** start RECORDS FOR THIS TASK **

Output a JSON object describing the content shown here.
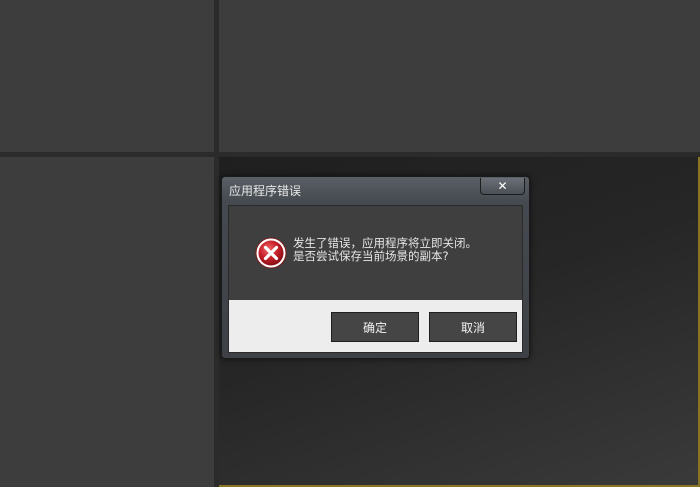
{
  "dialog": {
    "title": "应用程序错误",
    "close_glyph": "✕",
    "message_line1": "发生了错误，应用程序将立即关闭。",
    "message_line2": "是否尝试保存当前场景的副本?",
    "icon": "error-icon",
    "buttons": {
      "ok": "确定",
      "cancel": "取消"
    }
  },
  "colors": {
    "viewport_border_active": "#8a7428",
    "error_icon_fill": "#c8202a",
    "button_bg": "#454545",
    "button_area_bg": "#ededed"
  }
}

** end RECORDS FOR THIS TASK **

**PROMPT**
Keep the pictures out and write out the records exactly.

**THE RESULT**
Output a JSON object describing the content shown here.
{
  "dialog": {
    "title": "应用程序错误",
    "close_glyph": "✕",
    "message_line1": "发生了错误，应用程序将立即关闭。",
    "message_line2": "是否尝试保存当前场景的副本?",
    "icon": "error-icon",
    "buttons": {
      "ok": "确定",
      "cancel": "取消"
    }
  },
  "colors": {
    "viewport_border_active": "#8a7428",
    "error_icon_fill": "#c8202a",
    "button_bg": "#454545",
    "button_area_bg": "#ededed"
  }
}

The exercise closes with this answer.